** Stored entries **
◆ ◆ ◆ ◆
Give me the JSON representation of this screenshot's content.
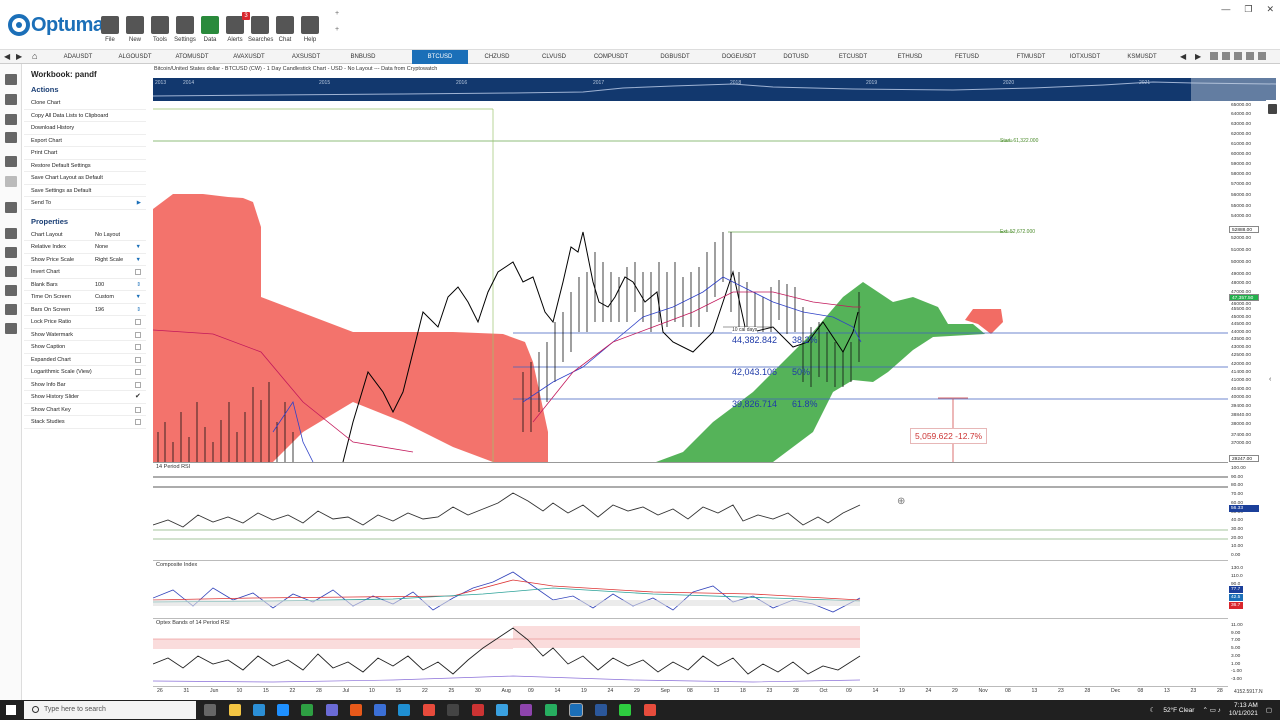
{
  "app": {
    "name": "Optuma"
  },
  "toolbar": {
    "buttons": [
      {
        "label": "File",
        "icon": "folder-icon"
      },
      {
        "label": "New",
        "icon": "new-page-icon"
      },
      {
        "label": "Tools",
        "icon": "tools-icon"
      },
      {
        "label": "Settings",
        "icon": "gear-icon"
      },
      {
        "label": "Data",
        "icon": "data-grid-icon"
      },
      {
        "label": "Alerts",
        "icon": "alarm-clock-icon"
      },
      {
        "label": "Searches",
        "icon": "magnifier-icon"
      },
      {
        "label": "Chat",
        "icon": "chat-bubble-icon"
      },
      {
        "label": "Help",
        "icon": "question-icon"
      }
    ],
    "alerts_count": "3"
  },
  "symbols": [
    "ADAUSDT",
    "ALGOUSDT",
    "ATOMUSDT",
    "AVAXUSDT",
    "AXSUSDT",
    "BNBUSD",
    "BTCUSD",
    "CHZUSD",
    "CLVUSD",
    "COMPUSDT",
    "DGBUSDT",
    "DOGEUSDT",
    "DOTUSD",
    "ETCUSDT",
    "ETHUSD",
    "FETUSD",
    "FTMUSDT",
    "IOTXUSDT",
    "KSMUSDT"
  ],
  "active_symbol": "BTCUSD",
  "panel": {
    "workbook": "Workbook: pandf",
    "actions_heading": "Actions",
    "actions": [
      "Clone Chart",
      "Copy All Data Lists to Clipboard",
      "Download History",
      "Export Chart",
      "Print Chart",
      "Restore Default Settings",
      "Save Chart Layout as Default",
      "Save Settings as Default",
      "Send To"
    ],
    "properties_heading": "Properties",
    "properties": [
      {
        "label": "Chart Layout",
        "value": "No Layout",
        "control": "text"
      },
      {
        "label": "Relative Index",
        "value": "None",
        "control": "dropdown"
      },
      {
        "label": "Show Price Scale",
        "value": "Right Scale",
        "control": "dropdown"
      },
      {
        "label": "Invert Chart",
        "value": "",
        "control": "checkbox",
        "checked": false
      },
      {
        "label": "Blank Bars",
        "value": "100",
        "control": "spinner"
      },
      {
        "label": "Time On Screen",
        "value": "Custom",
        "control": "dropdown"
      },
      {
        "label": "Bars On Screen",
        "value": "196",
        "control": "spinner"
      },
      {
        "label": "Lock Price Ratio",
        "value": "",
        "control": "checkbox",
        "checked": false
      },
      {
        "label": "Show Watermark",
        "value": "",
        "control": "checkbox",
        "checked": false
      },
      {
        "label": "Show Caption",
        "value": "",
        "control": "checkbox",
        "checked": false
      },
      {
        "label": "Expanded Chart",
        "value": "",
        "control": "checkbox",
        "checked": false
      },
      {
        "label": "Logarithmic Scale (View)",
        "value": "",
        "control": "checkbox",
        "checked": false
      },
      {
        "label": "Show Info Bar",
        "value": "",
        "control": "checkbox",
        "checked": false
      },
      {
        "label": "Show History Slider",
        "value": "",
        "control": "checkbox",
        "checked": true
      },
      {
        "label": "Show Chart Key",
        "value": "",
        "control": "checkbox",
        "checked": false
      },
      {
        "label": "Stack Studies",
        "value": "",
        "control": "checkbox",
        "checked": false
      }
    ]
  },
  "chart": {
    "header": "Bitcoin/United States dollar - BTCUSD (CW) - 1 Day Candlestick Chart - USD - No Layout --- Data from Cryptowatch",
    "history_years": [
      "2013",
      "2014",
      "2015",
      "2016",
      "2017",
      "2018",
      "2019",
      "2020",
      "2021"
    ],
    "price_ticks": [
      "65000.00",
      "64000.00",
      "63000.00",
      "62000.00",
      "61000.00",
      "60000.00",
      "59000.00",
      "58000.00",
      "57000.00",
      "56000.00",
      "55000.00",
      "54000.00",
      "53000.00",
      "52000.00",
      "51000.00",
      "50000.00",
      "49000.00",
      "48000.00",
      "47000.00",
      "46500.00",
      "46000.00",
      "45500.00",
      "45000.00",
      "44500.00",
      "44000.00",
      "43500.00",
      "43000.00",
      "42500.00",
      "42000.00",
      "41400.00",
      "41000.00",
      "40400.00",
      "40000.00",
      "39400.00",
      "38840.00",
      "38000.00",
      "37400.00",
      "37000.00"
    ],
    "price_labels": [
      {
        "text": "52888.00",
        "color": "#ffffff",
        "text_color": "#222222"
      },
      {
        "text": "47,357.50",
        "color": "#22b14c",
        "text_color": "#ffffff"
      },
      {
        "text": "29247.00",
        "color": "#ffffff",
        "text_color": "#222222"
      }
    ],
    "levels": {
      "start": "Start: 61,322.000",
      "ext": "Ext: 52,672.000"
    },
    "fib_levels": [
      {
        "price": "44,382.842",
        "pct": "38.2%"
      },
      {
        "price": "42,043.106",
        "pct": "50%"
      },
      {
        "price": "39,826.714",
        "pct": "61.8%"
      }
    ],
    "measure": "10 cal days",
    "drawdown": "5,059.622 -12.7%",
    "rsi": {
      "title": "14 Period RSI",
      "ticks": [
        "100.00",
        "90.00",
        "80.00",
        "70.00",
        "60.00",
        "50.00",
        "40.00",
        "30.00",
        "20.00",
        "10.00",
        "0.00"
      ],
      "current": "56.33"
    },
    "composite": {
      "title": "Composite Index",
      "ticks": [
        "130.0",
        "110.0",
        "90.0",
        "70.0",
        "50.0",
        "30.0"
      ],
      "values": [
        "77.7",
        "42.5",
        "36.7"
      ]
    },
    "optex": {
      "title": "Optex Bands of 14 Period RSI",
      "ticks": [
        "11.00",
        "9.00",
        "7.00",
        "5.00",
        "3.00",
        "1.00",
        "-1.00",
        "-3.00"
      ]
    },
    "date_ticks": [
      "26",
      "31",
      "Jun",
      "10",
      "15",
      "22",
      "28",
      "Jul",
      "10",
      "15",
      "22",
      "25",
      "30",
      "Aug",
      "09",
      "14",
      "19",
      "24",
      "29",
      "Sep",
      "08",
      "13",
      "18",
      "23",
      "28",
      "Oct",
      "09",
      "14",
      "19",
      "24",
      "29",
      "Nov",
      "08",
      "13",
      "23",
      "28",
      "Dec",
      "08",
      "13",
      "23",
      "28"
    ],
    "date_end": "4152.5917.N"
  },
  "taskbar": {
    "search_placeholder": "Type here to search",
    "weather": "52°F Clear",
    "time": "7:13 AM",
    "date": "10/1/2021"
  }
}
◆ ◆ ◆ ◆
** PROBLEM TO WORK ON **
Determine the number of lines where the string "Default" occurs, and give that number only.

** ANSWER FOR THIS EXERCISE **
3